**YOUR TASK**
Output a single figure: the number of lines in which the word "History" appears.

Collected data
· · · · · · ·
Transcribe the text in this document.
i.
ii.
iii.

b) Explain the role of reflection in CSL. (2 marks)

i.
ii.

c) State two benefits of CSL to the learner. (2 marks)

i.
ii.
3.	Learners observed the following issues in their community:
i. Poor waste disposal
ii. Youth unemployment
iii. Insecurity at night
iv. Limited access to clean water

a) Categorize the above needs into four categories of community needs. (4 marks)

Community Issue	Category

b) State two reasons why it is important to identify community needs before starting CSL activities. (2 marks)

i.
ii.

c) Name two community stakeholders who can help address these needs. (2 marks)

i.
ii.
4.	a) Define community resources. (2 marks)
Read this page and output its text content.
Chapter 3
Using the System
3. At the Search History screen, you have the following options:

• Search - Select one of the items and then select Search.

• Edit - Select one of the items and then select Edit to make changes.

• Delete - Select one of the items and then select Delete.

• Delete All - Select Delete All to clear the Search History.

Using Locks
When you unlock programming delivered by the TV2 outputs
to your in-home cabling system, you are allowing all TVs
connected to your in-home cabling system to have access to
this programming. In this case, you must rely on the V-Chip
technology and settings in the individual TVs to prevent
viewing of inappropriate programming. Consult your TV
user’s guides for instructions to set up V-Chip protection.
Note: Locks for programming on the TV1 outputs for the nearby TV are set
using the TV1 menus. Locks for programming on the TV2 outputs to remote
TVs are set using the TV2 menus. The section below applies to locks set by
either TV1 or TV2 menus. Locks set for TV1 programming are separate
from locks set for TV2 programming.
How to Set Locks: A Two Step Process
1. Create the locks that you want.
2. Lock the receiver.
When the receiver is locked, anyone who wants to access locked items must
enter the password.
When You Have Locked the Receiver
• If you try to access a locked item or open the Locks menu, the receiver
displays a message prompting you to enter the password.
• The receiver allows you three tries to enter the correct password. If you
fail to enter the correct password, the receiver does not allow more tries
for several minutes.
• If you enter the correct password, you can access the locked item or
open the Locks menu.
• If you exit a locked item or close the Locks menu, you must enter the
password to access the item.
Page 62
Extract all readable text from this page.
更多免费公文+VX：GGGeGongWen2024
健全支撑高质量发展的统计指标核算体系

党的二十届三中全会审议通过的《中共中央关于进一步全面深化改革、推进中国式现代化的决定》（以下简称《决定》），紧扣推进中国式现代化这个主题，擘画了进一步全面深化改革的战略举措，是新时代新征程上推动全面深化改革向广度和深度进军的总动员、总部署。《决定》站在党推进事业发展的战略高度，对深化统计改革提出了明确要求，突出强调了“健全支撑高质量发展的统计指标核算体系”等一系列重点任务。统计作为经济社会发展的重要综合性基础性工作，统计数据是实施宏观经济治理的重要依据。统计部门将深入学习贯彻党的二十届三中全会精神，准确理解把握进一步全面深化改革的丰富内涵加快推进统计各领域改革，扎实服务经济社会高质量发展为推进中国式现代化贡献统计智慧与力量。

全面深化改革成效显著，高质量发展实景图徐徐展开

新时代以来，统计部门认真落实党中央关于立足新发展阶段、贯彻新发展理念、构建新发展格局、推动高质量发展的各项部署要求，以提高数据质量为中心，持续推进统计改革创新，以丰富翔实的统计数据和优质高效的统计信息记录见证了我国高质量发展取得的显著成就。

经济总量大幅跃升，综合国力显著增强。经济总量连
· · · · · · ·
**FINAL ANSWER**
2